**Exercise objective**.
Write the data below out exactly as it stands. Do not include the pictures.

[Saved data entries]

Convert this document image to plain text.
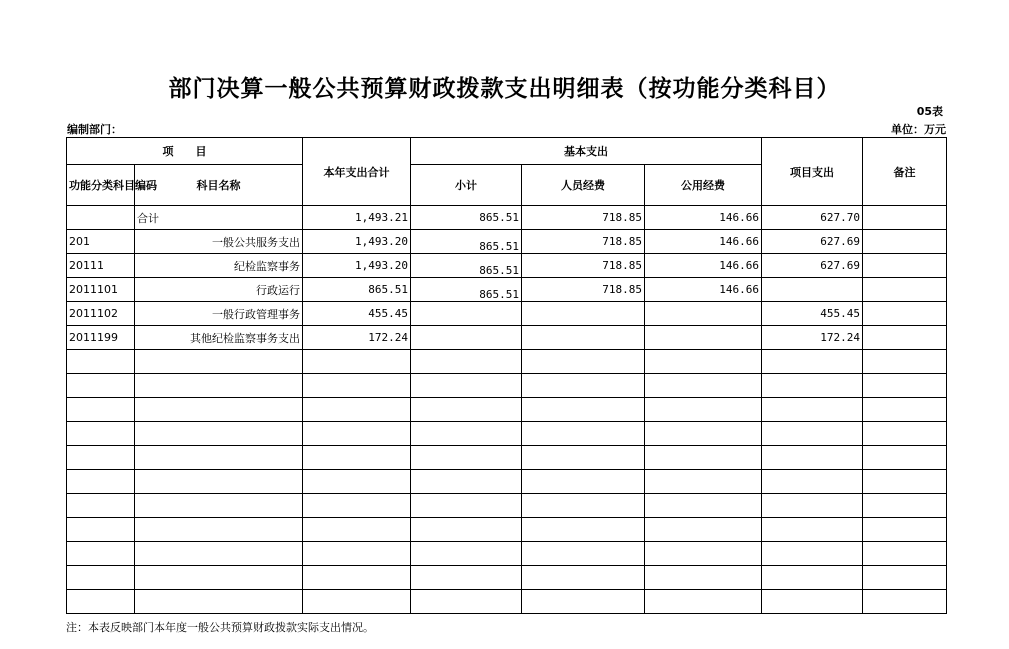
部门决算一般公共预算财政拨款支出明细表（按功能分类科目）
05表
编制部门：	单位：万元
项　　目		本年支出合计	基本支出			项目支出	备注
功能分类科目编码	科目名称		小计	人员经费	公用经费		
	合计	1,493.21	865.51	718.85	146.66	627.70	
201	一般公共服务支出	1,493.20	865.51	718.85	146.66	627.69	
20111	纪检监察事务	1,493.20	865.51	718.85	146.66	627.69	
2011101	行政运行	865.51	865.51	718.85	146.66		
2011102	一般行政管理事务	455.45				455.45	
2011199	其他纪检监察事务支出	172.24				172.24	

注：本表反映部门本年度一般公共预算财政拨款实际支出情况。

**Solution to this exercise**.
Convert this document image to plain text.
部门决算一般公共预算财政拨款支出明细表（按功能分类科目）
05表
编制部门：	单位：万元
项　　目		本年支出合计	基本支出			项目支出	备注
功能分类科目编码	科目名称		小计	人员经费	公用经费		
	合计	1,493.21	865.51	718.85	146.66	627.70	
201	一般公共服务支出	1,493.20	865.51	718.85	146.66	627.69	
20111	纪检监察事务	1,493.20	865.51	718.85	146.66	627.69	
2011101	行政运行	865.51	865.51	718.85	146.66		
2011102	一般行政管理事务	455.45				455.45	
2011199	其他纪检监察事务支出	172.24				172.24	

注：本表反映部门本年度一般公共预算财政拨款实际支出情况。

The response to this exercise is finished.